§ WORK TO DO
Search the listing below for the word "verilmiştir" and copy each line that holds it.

## Start PROVIDED INFORMATION

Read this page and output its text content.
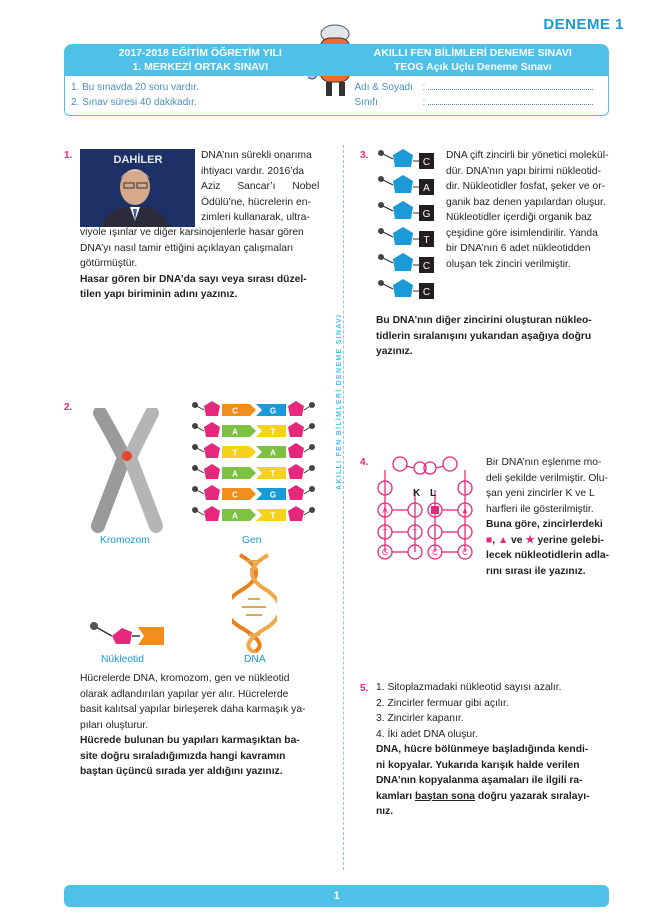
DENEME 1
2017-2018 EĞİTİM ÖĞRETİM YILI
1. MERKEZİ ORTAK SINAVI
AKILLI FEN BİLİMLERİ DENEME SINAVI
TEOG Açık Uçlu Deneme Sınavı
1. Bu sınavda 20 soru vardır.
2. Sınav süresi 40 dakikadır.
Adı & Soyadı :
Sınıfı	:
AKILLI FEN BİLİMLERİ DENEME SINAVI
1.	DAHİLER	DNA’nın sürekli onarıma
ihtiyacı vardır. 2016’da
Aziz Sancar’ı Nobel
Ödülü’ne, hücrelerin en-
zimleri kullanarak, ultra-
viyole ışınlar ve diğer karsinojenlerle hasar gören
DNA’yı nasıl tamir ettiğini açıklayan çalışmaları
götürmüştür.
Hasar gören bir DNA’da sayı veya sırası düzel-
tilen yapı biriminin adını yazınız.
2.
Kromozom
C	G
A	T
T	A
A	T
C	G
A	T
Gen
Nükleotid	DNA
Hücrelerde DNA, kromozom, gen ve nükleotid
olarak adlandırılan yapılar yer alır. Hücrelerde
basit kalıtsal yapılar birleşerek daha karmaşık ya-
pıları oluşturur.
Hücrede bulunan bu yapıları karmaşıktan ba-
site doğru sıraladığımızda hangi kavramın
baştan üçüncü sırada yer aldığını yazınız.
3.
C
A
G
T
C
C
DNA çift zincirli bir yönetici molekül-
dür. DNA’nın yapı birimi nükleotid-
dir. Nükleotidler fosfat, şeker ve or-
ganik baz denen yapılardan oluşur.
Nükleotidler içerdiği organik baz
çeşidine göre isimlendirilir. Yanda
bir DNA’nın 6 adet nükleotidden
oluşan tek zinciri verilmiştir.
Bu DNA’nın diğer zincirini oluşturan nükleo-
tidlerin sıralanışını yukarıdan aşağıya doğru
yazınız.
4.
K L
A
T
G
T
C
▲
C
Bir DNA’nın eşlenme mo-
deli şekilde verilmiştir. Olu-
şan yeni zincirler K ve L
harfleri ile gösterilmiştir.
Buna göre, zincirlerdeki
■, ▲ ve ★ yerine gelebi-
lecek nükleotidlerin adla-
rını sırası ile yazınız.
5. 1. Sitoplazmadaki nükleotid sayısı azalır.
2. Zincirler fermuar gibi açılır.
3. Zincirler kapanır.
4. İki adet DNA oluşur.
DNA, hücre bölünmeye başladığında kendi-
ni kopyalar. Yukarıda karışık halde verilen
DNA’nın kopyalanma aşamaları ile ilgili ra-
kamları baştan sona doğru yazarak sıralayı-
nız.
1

## End PROVIDED INFORMATION
## Start PROVIDED INFORMATION

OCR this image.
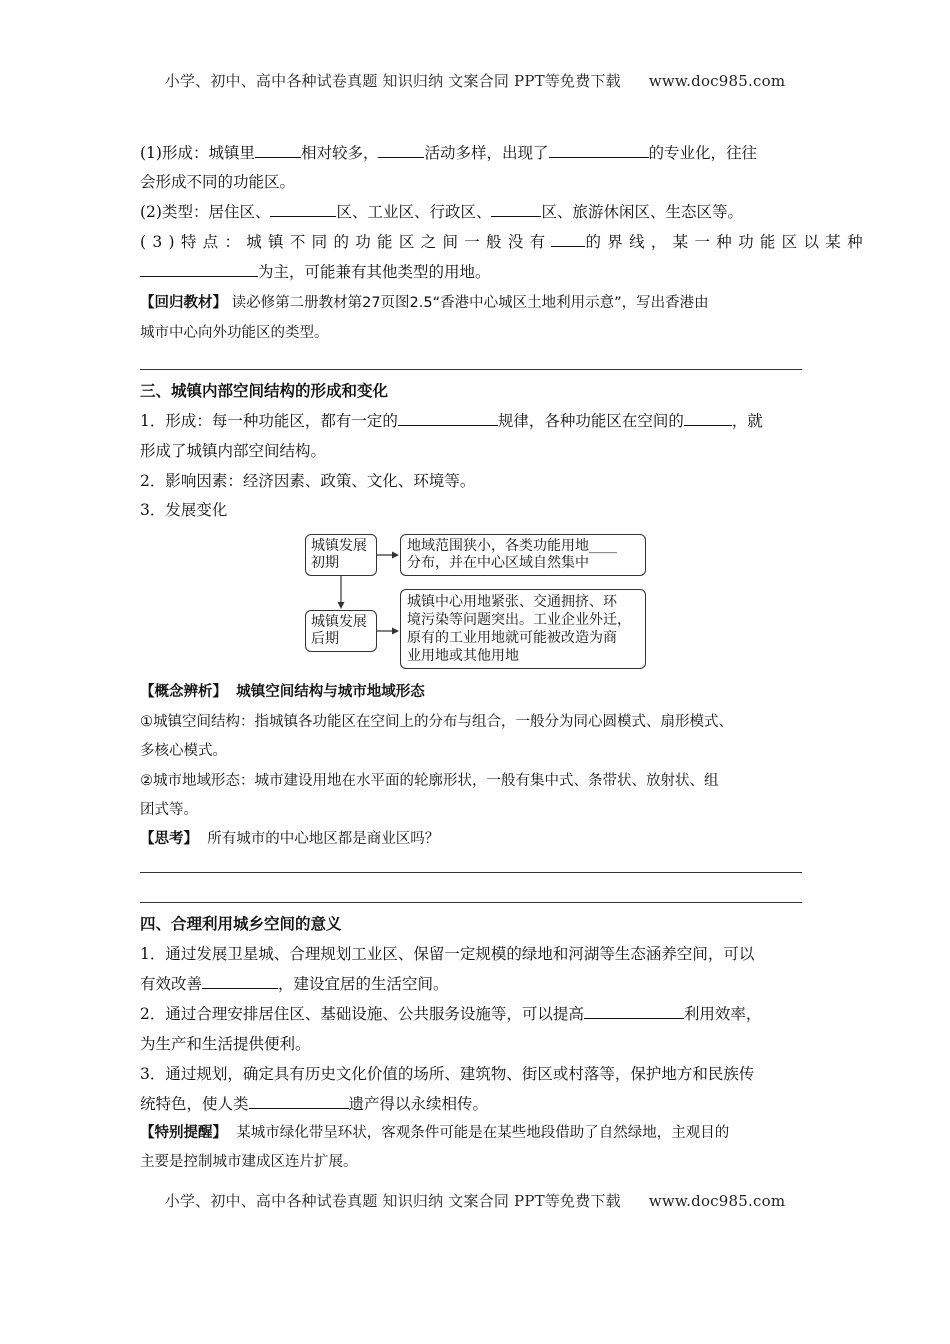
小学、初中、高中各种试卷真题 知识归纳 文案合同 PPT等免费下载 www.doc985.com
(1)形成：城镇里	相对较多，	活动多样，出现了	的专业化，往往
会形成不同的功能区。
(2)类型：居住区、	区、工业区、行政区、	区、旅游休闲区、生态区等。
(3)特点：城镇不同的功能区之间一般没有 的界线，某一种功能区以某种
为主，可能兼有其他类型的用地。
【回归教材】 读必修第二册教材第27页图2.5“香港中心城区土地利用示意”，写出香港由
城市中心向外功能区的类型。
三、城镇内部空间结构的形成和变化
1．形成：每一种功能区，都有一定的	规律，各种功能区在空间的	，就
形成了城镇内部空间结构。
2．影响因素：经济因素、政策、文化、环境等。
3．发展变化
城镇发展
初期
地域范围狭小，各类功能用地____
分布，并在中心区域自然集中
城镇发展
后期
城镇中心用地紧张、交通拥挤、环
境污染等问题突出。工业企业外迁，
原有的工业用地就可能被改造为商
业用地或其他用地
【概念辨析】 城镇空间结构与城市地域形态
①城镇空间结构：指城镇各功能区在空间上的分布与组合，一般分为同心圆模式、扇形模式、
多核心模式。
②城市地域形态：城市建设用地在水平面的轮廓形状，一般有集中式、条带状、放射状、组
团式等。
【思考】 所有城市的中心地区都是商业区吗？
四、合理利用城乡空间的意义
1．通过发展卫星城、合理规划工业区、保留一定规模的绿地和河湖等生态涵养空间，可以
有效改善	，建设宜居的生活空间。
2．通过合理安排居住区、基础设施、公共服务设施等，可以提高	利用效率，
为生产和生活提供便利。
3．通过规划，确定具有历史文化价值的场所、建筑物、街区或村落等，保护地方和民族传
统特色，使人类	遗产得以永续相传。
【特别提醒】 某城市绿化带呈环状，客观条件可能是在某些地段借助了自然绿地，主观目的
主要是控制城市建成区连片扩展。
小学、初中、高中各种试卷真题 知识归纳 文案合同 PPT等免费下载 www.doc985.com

## End PROVIDED INFORMATION

§ EXERCISE ANSWER
oluşan tek zinciri verilmiştir.
deli şekilde verilmiştir. Olu-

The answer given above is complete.